*DATA TO USE:*
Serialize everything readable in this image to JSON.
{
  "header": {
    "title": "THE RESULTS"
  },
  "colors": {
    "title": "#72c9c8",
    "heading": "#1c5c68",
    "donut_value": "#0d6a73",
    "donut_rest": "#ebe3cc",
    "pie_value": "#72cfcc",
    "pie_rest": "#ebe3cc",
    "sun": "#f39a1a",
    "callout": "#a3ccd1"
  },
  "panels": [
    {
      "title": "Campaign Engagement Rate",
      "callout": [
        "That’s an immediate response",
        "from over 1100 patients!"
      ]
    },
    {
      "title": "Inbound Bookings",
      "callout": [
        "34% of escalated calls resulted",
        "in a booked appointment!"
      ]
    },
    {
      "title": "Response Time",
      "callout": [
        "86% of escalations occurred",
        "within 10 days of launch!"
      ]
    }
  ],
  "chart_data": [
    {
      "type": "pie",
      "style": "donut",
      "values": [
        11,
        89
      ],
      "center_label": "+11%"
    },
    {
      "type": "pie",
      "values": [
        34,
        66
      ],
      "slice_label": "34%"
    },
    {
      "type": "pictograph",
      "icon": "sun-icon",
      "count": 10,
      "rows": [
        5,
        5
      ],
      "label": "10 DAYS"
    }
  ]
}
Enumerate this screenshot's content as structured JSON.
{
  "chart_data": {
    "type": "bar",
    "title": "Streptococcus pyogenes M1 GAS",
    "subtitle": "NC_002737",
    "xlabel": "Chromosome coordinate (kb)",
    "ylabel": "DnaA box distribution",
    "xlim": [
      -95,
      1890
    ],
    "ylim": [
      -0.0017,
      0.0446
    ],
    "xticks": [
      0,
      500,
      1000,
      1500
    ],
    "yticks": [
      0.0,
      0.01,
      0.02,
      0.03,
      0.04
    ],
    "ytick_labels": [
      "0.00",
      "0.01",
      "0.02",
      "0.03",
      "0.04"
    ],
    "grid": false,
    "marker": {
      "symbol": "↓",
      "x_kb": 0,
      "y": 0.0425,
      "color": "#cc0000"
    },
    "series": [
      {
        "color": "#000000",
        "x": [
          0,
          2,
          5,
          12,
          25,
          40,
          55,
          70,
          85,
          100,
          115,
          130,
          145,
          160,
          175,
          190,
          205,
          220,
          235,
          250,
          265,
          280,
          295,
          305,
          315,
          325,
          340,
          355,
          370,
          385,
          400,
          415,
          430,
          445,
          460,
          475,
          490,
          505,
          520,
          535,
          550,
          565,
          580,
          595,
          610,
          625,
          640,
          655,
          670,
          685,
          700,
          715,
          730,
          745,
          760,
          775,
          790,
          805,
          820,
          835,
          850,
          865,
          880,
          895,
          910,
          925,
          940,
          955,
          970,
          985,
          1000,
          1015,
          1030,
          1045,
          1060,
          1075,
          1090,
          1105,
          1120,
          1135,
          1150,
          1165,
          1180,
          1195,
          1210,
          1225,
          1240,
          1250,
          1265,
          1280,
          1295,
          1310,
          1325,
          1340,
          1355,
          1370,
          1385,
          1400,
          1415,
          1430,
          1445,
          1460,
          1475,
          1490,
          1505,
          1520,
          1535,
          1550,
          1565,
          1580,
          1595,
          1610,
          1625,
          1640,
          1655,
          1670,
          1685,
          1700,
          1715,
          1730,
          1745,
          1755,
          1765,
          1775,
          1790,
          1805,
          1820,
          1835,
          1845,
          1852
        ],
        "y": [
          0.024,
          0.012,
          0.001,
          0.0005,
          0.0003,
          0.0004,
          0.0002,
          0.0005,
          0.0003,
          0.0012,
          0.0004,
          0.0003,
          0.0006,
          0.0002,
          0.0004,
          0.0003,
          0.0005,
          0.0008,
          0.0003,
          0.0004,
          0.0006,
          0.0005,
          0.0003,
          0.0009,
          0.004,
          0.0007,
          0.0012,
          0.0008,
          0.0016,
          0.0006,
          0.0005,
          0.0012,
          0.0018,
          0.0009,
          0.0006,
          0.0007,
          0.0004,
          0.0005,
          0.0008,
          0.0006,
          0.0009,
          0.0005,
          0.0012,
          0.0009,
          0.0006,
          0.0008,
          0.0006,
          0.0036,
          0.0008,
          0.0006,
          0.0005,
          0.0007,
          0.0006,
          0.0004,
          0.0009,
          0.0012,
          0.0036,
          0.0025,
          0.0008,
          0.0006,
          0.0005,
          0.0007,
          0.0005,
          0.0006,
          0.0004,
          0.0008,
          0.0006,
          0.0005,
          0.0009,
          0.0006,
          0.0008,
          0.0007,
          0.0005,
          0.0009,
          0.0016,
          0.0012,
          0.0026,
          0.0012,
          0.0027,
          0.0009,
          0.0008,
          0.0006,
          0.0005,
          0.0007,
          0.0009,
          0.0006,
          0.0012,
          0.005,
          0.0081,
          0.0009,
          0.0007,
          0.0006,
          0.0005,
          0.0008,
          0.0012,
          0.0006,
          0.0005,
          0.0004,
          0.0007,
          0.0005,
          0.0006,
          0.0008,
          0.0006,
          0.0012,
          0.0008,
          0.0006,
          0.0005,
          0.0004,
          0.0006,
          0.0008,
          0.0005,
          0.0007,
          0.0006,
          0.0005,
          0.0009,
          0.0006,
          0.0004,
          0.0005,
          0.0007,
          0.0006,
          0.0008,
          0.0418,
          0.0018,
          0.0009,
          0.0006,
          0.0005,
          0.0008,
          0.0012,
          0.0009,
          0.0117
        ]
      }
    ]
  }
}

*THE TASK:*
Check each line of the records above, and copy those that hold the word "JSON".

*ANSWER FOR THIS EXERCISE:*
Serialize everything readable in this image to JSON.
Enumerate this screenshot's content as structured JSON.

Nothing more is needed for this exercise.